## Task requirements
Copy all the entries word for word, but omit the pictures.
--------------------------------
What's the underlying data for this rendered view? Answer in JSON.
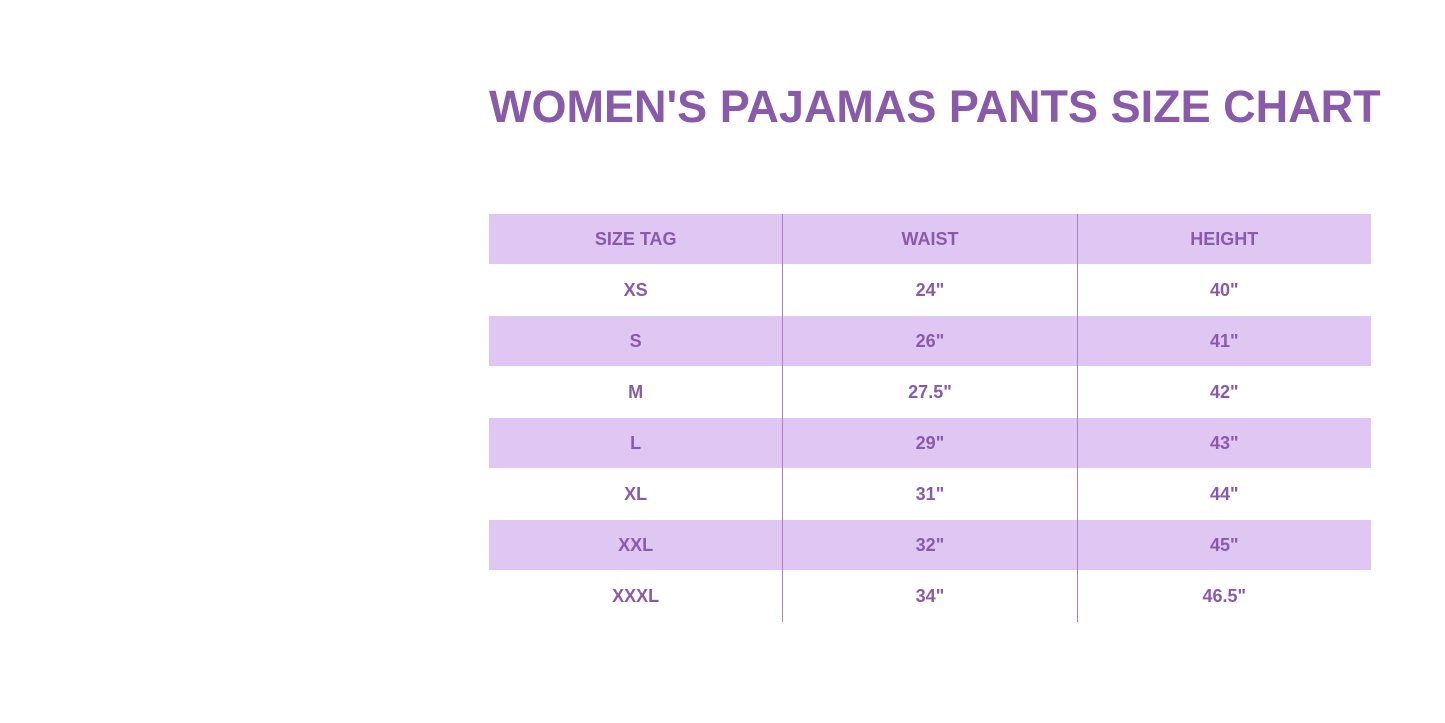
{
  "title": "WOMEN'S PAJAMAS PANTS SIZE CHART",
  "colors": {
    "accent": "#8a5aaa",
    "row_shade": "#e0c6f3"
  },
  "table": {
    "headers": [
      "SIZE TAG",
      "WAIST",
      "HEIGHT"
    ],
    "rows": [
      [
        "XS",
        "24\"",
        "40\""
      ],
      [
        "S",
        "26\"",
        "41\""
      ],
      [
        "M",
        "27.5\"",
        "42\""
      ],
      [
        "L",
        "29\"",
        "43\""
      ],
      [
        "XL",
        "31\"",
        "44\""
      ],
      [
        "XXL",
        "32\"",
        "45\""
      ],
      [
        "XXXL",
        "34\"",
        "46.5\""
      ]
    ]
  }
}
--------------------------------
## Result of the task
What's the underlying data for this rendered view? Answer in JSON.
{
  "title": "WOMEN'S PAJAMAS PANTS SIZE CHART",
  "colors": {
    "accent": "#8a5aaa",
    "row_shade": "#e0c6f3"
  },
  "table": {
    "headers": [
      "SIZE TAG",
      "WAIST",
      "HEIGHT"
    ],
    "rows": [
      [
        "XS",
        "24\"",
        "40\""
      ],
      [
        "S",
        "26\"",
        "41\""
      ],
      [
        "M",
        "27.5\"",
        "42\""
      ],
      [
        "L",
        "29\"",
        "43\""
      ],
      [
        "XL",
        "31\"",
        "44\""
      ],
      [
        "XXL",
        "32\"",
        "45\""
      ],
      [
        "XXXL",
        "34\"",
        "46.5\""
      ]
    ]
  }
}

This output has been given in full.